# Task directions
Print the entries in full, word for word, but not the pictures.

━━━ Material supplied

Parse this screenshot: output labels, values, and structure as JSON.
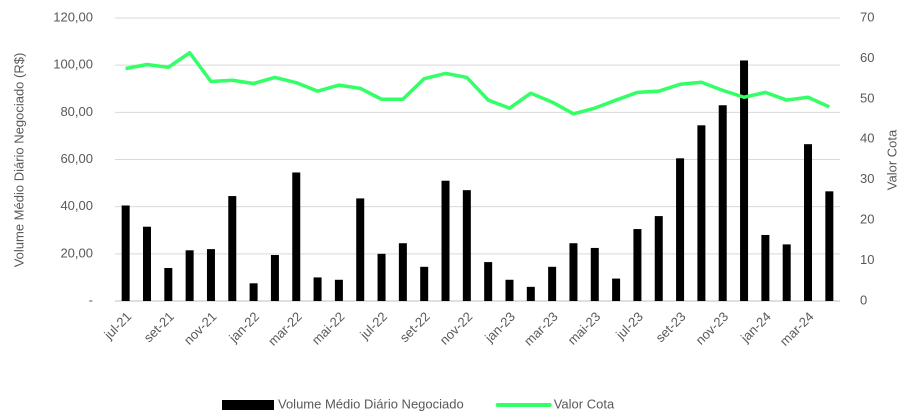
{
  "chart_data": {
    "type": "bar-line",
    "y_label": "Volume Médio Diário Negociado (R$)",
    "y2_label": "Valor Cota",
    "categories": [
      "jul-21",
      null,
      "set-21",
      null,
      "nov-21",
      null,
      "jan-22",
      null,
      "mar-22",
      null,
      "mai-22",
      null,
      "jul-22",
      null,
      "set-22",
      null,
      "nov-22",
      null,
      "jan-23",
      null,
      "mar-23",
      null,
      "mai-23",
      null,
      "jul-23",
      null,
      "set-23",
      null,
      "nov-23",
      null,
      "jan-24",
      null,
      "mar-24",
      null
    ],
    "series": [
      {
        "name": "Volume Médio Diário Negociado",
        "type": "bar",
        "color": "#000000",
        "axis": "y",
        "values": [
          40.5,
          31.5,
          14,
          21.5,
          22,
          44.5,
          7.5,
          19.5,
          54.5,
          10,
          9,
          43.5,
          20,
          24.5,
          14.5,
          51,
          47,
          16.5,
          9,
          6,
          14.5,
          24.5,
          22.5,
          9.5,
          30.5,
          36,
          60.5,
          74.5,
          83,
          102,
          28,
          24,
          66.5,
          46.5
        ]
      },
      {
        "name": "Valor Cota",
        "type": "line",
        "color": "#33ff66",
        "axis": "y2",
        "values": [
          57.5,
          58.5,
          57.8,
          61.4,
          54.3,
          54.6,
          53.8,
          55.3,
          54,
          51.9,
          53.4,
          52.6,
          49.9,
          49.9,
          55,
          56.3,
          55.3,
          49.7,
          47.7,
          51.4,
          49.2,
          46.3,
          47.7,
          49.7,
          51.6,
          51.9,
          53.6,
          54.1,
          52.1,
          50.4,
          51.6,
          49.7,
          50.4,
          48
        ]
      }
    ],
    "ylim": [
      0,
      120
    ],
    "yticks": [
      {
        "value": 0,
        "label": "-"
      },
      {
        "value": 20,
        "label": "20,00"
      },
      {
        "value": 40,
        "label": "40,00"
      },
      {
        "value": 60,
        "label": "60,00"
      },
      {
        "value": 80,
        "label": "80,00"
      },
      {
        "value": 100,
        "label": "100,00"
      },
      {
        "value": 120,
        "label": "120,00"
      }
    ],
    "y2lim": [
      0,
      70
    ],
    "y2ticks": [
      0,
      10,
      20,
      30,
      40,
      50,
      60,
      70
    ],
    "grid": true,
    "legend": "bottom"
  }
}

━━━━━━

# Worked answer
Parse this screenshot: output labels, values, and structure as JSON.
{
  "chart_data": {
    "type": "bar-line",
    "y_label": "Volume Médio Diário Negociado (R$)",
    "y2_label": "Valor Cota",
    "categories": [
      "jul-21",
      null,
      "set-21",
      null,
      "nov-21",
      null,
      "jan-22",
      null,
      "mar-22",
      null,
      "mai-22",
      null,
      "jul-22",
      null,
      "set-22",
      null,
      "nov-22",
      null,
      "jan-23",
      null,
      "mar-23",
      null,
      "mai-23",
      null,
      "jul-23",
      null,
      "set-23",
      null,
      "nov-23",
      null,
      "jan-24",
      null,
      "mar-24",
      null
    ],
    "series": [
      {
        "name": "Volume Médio Diário Negociado",
        "type": "bar",
        "color": "#000000",
        "axis": "y",
        "values": [
          40.5,
          31.5,
          14,
          21.5,
          22,
          44.5,
          7.5,
          19.5,
          54.5,
          10,
          9,
          43.5,
          20,
          24.5,
          14.5,
          51,
          47,
          16.5,
          9,
          6,
          14.5,
          24.5,
          22.5,
          9.5,
          30.5,
          36,
          60.5,
          74.5,
          83,
          102,
          28,
          24,
          66.5,
          46.5
        ]
      },
      {
        "name": "Valor Cota",
        "type": "line",
        "color": "#33ff66",
        "axis": "y2",
        "values": [
          57.5,
          58.5,
          57.8,
          61.4,
          54.3,
          54.6,
          53.8,
          55.3,
          54,
          51.9,
          53.4,
          52.6,
          49.9,
          49.9,
          55,
          56.3,
          55.3,
          49.7,
          47.7,
          51.4,
          49.2,
          46.3,
          47.7,
          49.7,
          51.6,
          51.9,
          53.6,
          54.1,
          52.1,
          50.4,
          51.6,
          49.7,
          50.4,
          48
        ]
      }
    ],
    "ylim": [
      0,
      120
    ],
    "yticks": [
      {
        "value": 0,
        "label": "-"
      },
      {
        "value": 20,
        "label": "20,00"
      },
      {
        "value": 40,
        "label": "40,00"
      },
      {
        "value": 60,
        "label": "60,00"
      },
      {
        "value": 80,
        "label": "80,00"
      },
      {
        "value": 100,
        "label": "100,00"
      },
      {
        "value": 120,
        "label": "120,00"
      }
    ],
    "y2lim": [
      0,
      70
    ],
    "y2ticks": [
      0,
      10,
      20,
      30,
      40,
      50,
      60,
      70
    ],
    "grid": true,
    "legend": "bottom"
  }
}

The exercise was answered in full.